#### Input records
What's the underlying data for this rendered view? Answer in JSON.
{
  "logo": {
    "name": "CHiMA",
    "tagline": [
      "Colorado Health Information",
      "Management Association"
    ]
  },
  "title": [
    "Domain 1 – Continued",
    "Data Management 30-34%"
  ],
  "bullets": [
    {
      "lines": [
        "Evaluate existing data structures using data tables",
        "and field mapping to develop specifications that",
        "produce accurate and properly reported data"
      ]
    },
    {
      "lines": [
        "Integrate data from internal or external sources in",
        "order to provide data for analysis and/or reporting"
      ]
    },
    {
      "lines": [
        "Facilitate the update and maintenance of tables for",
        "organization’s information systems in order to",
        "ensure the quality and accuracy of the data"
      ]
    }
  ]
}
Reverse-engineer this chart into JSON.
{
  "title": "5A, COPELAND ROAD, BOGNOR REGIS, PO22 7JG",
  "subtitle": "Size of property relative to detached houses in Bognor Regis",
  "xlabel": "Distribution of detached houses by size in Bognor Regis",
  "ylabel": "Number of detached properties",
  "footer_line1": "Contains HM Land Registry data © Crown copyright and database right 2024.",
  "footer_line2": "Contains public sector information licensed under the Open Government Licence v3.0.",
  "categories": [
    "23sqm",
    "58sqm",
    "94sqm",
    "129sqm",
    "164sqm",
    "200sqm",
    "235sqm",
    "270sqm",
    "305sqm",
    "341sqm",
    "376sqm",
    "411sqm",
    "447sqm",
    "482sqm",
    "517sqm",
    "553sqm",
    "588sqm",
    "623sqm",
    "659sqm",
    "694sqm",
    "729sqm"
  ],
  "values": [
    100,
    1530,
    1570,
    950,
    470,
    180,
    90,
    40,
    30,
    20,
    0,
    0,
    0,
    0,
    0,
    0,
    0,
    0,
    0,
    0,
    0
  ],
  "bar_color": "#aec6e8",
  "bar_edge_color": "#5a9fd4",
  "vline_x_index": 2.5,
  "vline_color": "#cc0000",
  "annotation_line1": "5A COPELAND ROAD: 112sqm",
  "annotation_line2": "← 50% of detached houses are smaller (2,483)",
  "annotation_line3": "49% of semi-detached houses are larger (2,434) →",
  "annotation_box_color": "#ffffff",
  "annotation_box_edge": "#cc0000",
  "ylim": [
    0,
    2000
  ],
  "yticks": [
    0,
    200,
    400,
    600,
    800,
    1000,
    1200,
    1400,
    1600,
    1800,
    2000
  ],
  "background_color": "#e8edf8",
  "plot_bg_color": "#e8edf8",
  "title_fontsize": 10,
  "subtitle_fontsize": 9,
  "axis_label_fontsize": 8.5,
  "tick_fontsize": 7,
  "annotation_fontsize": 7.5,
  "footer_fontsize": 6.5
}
########
#### Input records
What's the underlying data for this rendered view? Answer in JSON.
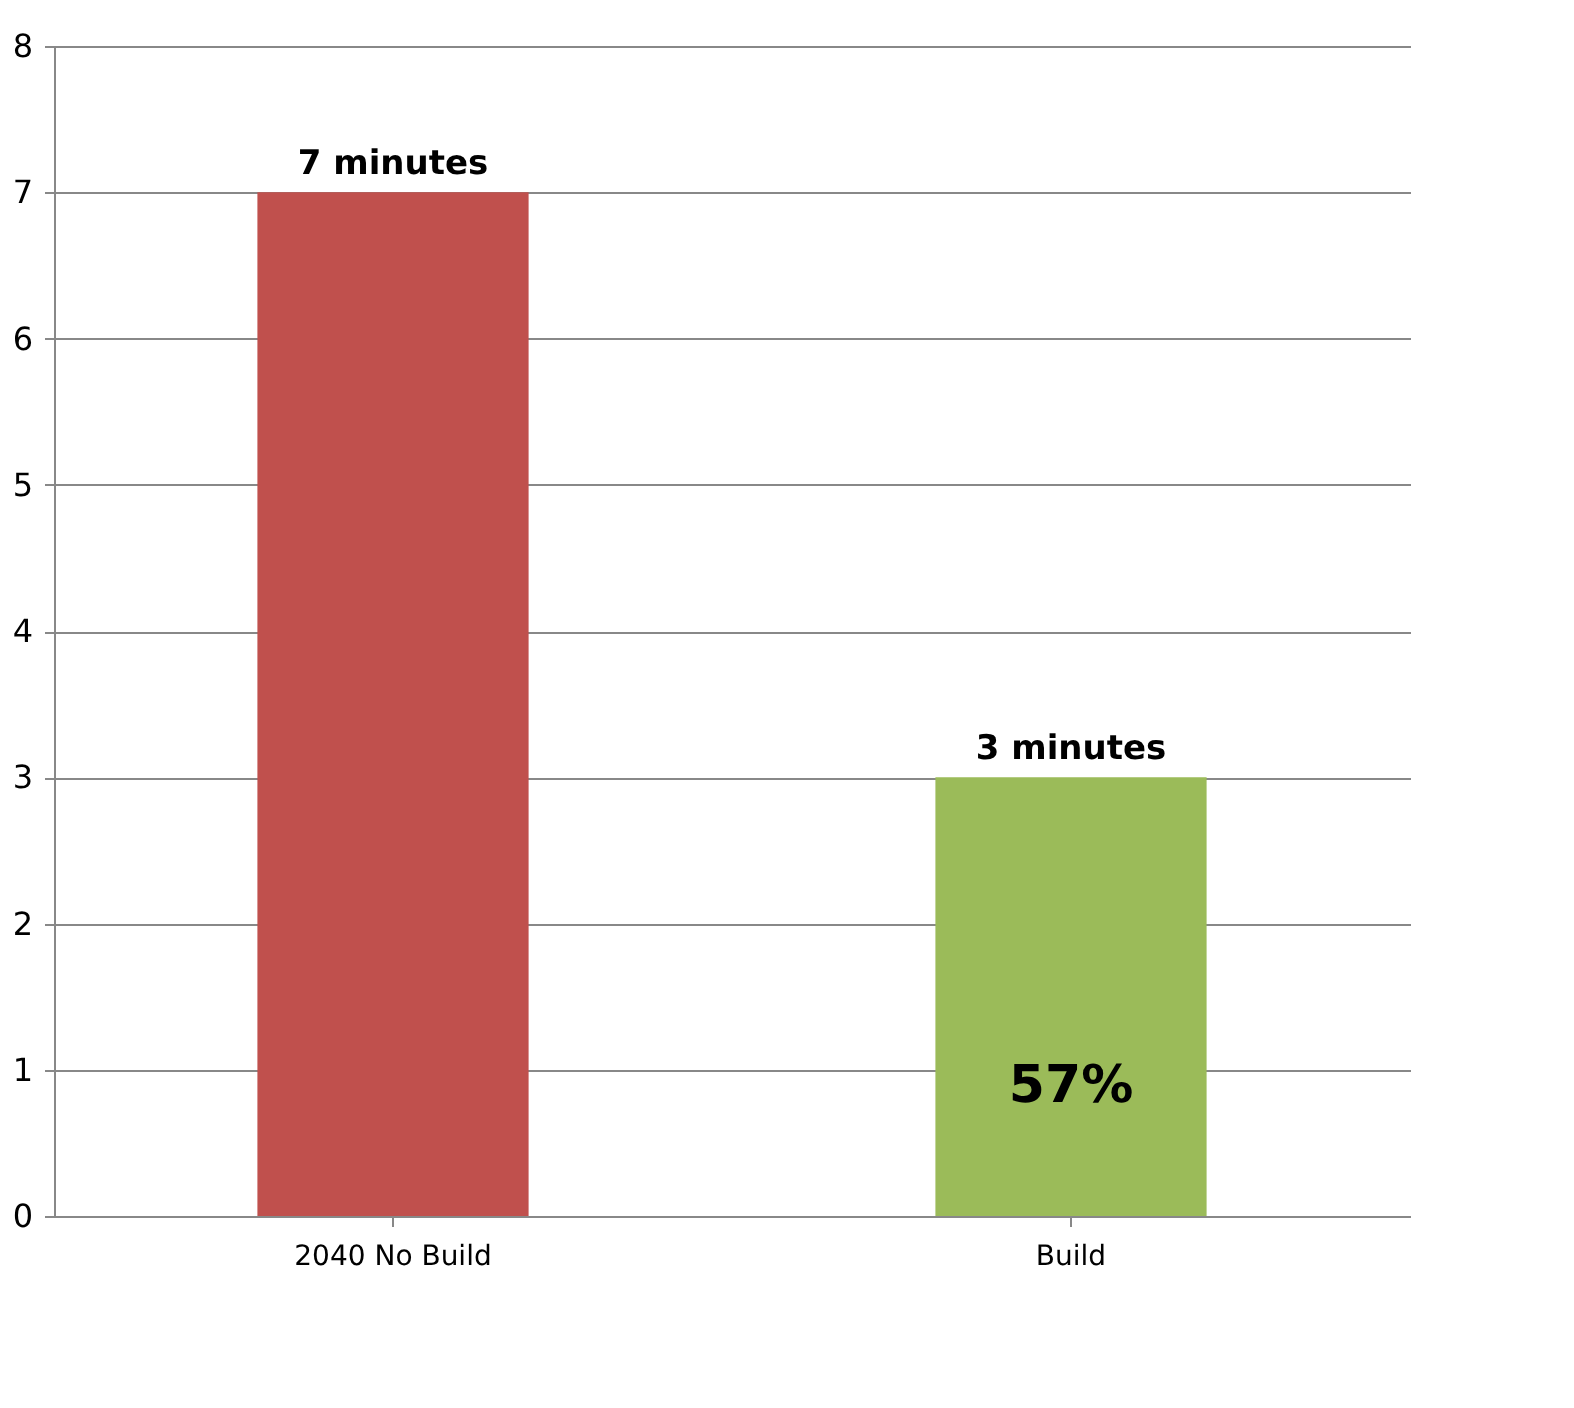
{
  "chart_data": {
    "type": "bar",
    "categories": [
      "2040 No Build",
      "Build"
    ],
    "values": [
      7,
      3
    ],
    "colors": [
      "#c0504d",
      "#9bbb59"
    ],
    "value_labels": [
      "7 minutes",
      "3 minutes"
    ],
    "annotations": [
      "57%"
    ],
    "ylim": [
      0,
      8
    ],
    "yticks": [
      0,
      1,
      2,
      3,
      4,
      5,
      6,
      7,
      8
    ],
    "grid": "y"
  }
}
########
#### Input records
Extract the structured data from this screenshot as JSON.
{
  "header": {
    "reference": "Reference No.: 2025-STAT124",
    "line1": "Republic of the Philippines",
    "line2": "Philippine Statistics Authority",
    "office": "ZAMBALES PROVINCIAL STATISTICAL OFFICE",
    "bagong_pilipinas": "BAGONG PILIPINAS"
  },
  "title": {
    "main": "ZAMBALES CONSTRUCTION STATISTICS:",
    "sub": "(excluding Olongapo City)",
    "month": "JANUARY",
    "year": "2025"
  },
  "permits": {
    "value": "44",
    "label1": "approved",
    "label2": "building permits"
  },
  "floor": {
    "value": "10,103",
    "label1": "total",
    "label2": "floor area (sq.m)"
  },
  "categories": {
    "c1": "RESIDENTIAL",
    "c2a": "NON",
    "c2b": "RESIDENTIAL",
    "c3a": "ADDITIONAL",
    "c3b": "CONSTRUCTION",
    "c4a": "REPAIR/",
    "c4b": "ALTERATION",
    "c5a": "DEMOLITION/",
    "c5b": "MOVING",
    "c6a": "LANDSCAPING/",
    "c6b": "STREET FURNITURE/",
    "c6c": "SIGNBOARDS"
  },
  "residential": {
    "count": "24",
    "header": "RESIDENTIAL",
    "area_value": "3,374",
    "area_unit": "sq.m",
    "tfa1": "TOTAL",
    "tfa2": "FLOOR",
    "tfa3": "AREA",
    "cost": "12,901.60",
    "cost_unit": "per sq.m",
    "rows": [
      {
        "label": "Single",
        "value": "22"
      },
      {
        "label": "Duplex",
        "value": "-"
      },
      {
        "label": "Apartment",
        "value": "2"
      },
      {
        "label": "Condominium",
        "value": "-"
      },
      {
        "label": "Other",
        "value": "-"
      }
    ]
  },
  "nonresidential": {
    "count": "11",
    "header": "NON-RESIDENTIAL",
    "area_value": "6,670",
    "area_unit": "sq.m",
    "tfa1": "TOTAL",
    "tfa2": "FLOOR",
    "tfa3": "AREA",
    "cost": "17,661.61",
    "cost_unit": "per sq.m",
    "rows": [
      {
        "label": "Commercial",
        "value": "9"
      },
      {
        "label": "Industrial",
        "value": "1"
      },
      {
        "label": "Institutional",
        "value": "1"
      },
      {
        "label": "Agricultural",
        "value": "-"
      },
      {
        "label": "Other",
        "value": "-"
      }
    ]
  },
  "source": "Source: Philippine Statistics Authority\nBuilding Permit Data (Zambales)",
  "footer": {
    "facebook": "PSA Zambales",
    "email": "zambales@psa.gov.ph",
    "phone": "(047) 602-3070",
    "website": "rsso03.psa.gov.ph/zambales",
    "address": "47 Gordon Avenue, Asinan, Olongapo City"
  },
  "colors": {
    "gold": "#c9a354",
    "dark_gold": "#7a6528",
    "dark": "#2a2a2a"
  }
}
########
From the entries, copy out each line containing the word "categories".

  "categories": [
    "categories": [
  "categories": {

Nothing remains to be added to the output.